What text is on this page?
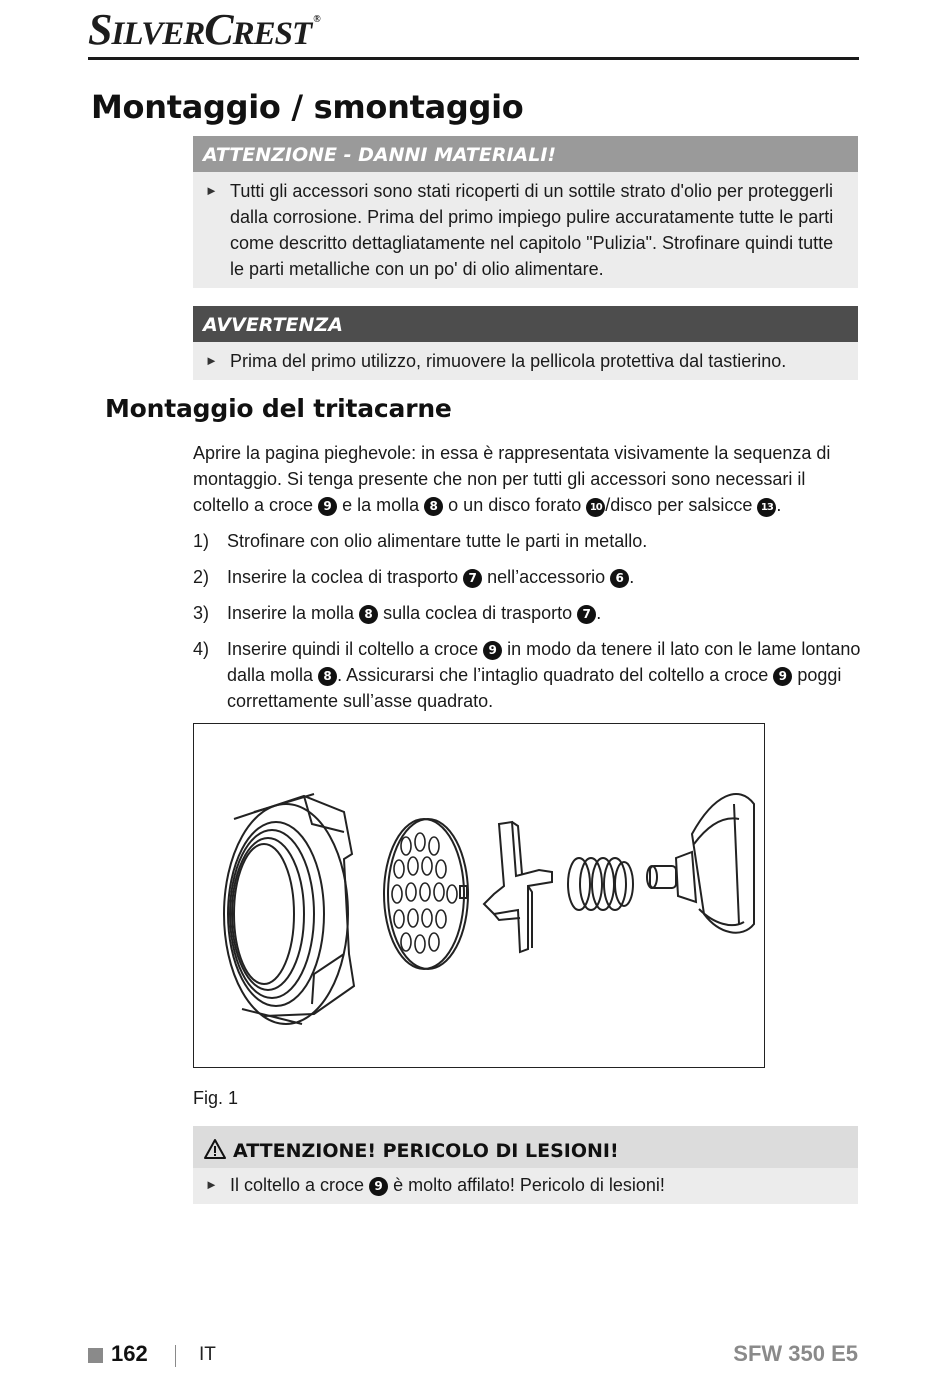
SILVERCREST ®
Montaggio / smontaggio
ATTENZIONE - DANNI MATERIALI!
► Tutti gli accessori sono stati ricoperti di un sottile strato d'olio per proteggerli dalla corrosione. Prima del primo impiego pulire accuratamente tutte le parti come descritto dettagliatamente nel capitolo "Pulizia". Strofinare quindi tutte le parti metalliche con un po' di olio alimentare.
AVVERTENZA
► Prima del primo utilizzo, rimuovere la pellicola protettiva dal tastierino.
Montaggio del tritacarne
Aprire la pagina pieghevole: in essa è rappresentata visivamente la sequenza di montaggio. Si tenga presente che non per tutti gli accessori sono necessari il coltello a croce 9 e la molla 8 o un disco forato 10 /disco per salsicce 13 .
1) Strofinare con olio alimentare tutte le parti in metallo.
2) Inserire la coclea di trasporto 7 nell’accessorio 6 .
3) Inserire la molla 8 sulla coclea di trasporto 7 .
4) Inserire quindi il coltello a croce 9 in modo da tenere il lato con le lame lontano dalla molla 8 . Assicurarsi che l’intaglio quadrato del coltello a croce 9 poggi correttamente sull’asse quadrato.
Fig. 1
ATTENZIONE! PERICOLO DI LESIONI!
► Il coltello a croce 9 è molto affilato! Pericolo di lesioni!
162	IT	SFW 350 E5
◇ ◇ ◇ ◇ ◇ ◇ ◇
*WHAT THE EXERCISE ASKS*. Repeat the material above verbatim, with no pictures in the output.

*OUTPUT OF THE TASK*.
What text is on this page?
SILVERCREST ®
Montaggio / smontaggio
ATTENZIONE - DANNI MATERIALI!
► Tutti gli accessori sono stati ricoperti di un sottile strato d'olio per proteggerli dalla corrosione. Prima del primo impiego pulire accuratamente tutte le parti come descritto dettagliatamente nel capitolo "Pulizia". Strofinare quindi tutte le parti metalliche con un po' di olio alimentare.
AVVERTENZA
► Prima del primo utilizzo, rimuovere la pellicola protettiva dal tastierino.
Montaggio del tritacarne
Aprire la pagina pieghevole: in essa è rappresentata visivamente la sequenza di montaggio. Si tenga presente che non per tutti gli accessori sono necessari il coltello a croce 9 e la molla 8 o un disco forato 10 /disco per salsicce 13 .
1) Strofinare con olio alimentare tutte le parti in metallo.
2) Inserire la coclea di trasporto 7 nell’accessorio 6 .
3) Inserire la molla 8 sulla coclea di trasporto 7 .
4) Inserire quindi il coltello a croce 9 in modo da tenere il lato con le lame lontano dalla molla 8 . Assicurarsi che l’intaglio quadrato del coltello a croce 9 poggi correttamente sull’asse quadrato.
Fig. 1
ATTENZIONE! PERICOLO DI LESIONI!
► Il coltello a croce 9 è molto affilato! Pericolo di lesioni!
162	IT	SFW 350 E5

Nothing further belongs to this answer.